▶ WHAT TO PRODUCE
Of all the lines in the records, how many hold the word "上海圣淘沙万怡酒店"? Answer with the number only.

▶ RECORDED DATA
[Start]

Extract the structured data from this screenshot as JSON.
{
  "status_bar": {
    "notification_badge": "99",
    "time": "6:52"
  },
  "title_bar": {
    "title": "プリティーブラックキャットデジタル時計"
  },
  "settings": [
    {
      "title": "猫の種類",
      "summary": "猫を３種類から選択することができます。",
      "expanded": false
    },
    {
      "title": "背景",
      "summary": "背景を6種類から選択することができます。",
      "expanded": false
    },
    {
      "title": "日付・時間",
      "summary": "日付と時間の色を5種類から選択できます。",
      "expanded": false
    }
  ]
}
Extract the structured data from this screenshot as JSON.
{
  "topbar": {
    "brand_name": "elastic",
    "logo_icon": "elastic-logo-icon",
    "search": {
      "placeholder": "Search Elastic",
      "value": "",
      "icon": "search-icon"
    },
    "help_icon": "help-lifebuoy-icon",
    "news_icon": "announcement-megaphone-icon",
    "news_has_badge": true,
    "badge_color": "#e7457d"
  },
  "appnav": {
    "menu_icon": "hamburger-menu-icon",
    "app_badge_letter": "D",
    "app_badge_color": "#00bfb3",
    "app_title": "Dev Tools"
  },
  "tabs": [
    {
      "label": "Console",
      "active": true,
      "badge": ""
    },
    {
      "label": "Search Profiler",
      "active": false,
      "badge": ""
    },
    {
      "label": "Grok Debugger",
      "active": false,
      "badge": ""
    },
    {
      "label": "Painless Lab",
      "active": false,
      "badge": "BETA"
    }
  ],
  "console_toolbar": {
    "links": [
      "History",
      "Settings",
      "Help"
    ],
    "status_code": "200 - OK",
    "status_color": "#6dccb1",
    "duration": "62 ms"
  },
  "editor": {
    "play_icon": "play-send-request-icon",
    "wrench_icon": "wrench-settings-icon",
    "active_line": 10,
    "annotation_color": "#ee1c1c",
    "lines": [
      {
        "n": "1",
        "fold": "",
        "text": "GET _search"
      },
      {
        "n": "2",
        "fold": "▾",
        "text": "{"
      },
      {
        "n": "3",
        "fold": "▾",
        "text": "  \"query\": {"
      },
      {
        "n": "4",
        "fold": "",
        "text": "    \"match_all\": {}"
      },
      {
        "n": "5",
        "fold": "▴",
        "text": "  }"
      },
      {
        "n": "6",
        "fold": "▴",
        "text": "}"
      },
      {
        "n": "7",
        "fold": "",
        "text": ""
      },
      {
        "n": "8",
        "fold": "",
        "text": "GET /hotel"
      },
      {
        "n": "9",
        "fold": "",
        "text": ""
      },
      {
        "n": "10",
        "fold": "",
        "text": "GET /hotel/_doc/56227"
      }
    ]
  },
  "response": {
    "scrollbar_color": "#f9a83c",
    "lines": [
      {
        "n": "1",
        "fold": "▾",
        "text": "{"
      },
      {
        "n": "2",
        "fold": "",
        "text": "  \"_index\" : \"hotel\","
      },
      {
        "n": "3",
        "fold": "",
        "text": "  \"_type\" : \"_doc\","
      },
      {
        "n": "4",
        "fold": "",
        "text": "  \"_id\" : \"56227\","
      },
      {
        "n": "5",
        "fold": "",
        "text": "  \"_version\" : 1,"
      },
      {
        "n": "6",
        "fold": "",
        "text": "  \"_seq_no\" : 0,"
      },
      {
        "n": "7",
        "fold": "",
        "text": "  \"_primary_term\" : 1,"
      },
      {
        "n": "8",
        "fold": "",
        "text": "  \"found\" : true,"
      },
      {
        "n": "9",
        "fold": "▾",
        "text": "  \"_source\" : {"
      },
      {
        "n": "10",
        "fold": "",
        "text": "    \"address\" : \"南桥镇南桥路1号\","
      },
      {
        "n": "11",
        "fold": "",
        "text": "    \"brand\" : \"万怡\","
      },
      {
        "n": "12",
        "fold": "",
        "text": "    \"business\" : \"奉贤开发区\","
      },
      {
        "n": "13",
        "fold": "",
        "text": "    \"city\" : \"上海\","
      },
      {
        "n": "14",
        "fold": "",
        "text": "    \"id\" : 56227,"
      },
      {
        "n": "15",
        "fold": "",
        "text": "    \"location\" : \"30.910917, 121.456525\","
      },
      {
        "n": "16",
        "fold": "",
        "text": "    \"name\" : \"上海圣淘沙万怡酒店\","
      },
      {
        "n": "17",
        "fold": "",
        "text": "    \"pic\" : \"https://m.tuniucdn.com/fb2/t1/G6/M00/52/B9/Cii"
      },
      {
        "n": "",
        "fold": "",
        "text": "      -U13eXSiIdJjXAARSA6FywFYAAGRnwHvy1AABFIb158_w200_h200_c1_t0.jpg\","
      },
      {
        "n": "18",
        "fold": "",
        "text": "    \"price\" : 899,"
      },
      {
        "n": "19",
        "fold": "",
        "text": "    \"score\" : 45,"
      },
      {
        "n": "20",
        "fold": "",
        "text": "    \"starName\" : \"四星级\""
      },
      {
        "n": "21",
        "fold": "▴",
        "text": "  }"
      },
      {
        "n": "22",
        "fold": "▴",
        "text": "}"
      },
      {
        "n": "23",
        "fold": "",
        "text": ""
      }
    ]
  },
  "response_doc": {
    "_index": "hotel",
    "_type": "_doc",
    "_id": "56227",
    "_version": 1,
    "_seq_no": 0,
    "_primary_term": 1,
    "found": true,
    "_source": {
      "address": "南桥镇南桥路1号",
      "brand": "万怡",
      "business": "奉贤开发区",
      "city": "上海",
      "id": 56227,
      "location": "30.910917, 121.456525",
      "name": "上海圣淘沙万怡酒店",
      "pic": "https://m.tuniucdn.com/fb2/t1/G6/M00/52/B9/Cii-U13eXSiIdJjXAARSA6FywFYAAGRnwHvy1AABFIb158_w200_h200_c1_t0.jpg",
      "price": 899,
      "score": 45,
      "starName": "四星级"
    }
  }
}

[End]

▶ SOLUTION TO THIS TASK
2